*DIRECTIONS FOR THIS TASK*. Repeat all of the data precisely.

*Records from a data collection*.
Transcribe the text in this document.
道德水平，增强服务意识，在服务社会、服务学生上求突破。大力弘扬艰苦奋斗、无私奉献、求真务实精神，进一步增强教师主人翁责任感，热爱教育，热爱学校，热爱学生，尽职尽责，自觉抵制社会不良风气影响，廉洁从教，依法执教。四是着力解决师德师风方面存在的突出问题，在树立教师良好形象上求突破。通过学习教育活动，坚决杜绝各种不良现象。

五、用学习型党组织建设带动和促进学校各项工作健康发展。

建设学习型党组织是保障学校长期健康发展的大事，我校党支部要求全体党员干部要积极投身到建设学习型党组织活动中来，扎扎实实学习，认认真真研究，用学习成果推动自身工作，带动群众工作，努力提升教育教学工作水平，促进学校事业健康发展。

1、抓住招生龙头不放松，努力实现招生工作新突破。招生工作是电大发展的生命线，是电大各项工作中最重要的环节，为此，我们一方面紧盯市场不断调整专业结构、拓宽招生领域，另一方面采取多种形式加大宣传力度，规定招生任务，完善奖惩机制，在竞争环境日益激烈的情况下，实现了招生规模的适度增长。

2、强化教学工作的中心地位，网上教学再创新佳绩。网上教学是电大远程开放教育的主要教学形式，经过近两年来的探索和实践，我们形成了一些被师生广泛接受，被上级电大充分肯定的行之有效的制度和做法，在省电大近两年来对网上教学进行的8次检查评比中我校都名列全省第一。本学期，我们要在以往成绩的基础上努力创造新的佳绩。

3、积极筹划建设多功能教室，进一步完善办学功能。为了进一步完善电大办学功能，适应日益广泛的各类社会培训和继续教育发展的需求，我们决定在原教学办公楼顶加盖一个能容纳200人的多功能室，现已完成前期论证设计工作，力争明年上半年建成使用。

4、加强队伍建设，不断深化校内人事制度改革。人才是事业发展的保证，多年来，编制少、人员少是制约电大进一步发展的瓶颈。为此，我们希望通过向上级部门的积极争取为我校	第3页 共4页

*WRITTEN ANSWER*.
Transcribe the text in this document.
道德水平，增强服务意识，在服务社会、服务学生上求突破。大力弘扬艰苦奋斗、无私奉献、求真务实精神，进一步增强教师主人翁责任感，热爱教育，热爱学校，热爱学生，尽职尽责，自觉抵制社会不良风气影响，廉洁从教，依法执教。四是着力解决师德师风方面存在的突出问题，在树立教师良好形象上求突破。通过学习教育活动，坚决杜绝各种不良现象。

五、用学习型党组织建设带动和促进学校各项工作健康发展。

建设学习型党组织是保障学校长期健康发展的大事，我校党支部要求全体党员干部要积极投身到建设学习型党组织活动中来，扎扎实实学习，认认真真研究，用学习成果推动自身工作，带动群众工作，努力提升教育教学工作水平，促进学校事业健康发展。

1、抓住招生龙头不放松，努力实现招生工作新突破。招生工作是电大发展的生命线，是电大各项工作中最重要的环节，为此，我们一方面紧盯市场不断调整专业结构、拓宽招生领域，另一方面采取多种形式加大宣传力度，规定招生任务，完善奖惩机制，在竞争环境日益激烈的情况下，实现了招生规模的适度增长。

2、强化教学工作的中心地位，网上教学再创新佳绩。网上教学是电大远程开放教育的主要教学形式，经过近两年来的探索和实践，我们形成了一些被师生广泛接受，被上级电大充分肯定的行之有效的制度和做法，在省电大近两年来对网上教学进行的8次检查评比中我校都名列全省第一。本学期，我们要在以往成绩的基础上努力创造新的佳绩。

3、积极筹划建设多功能教室，进一步完善办学功能。为了进一步完善电大办学功能，适应日益广泛的各类社会培训和继续教育发展的需求，我们决定在原教学办公楼顶加盖一个能容纳200人的多功能室，现已完成前期论证设计工作，力争明年上半年建成使用。

4、加强队伍建设，不断深化校内人事制度改革。人才是事业发展的保证，多年来，编制少、人员少是制约电大进一步发展的瓶颈。为此，我们希望通过向上级部门的积极争取为我校	第3页 共4页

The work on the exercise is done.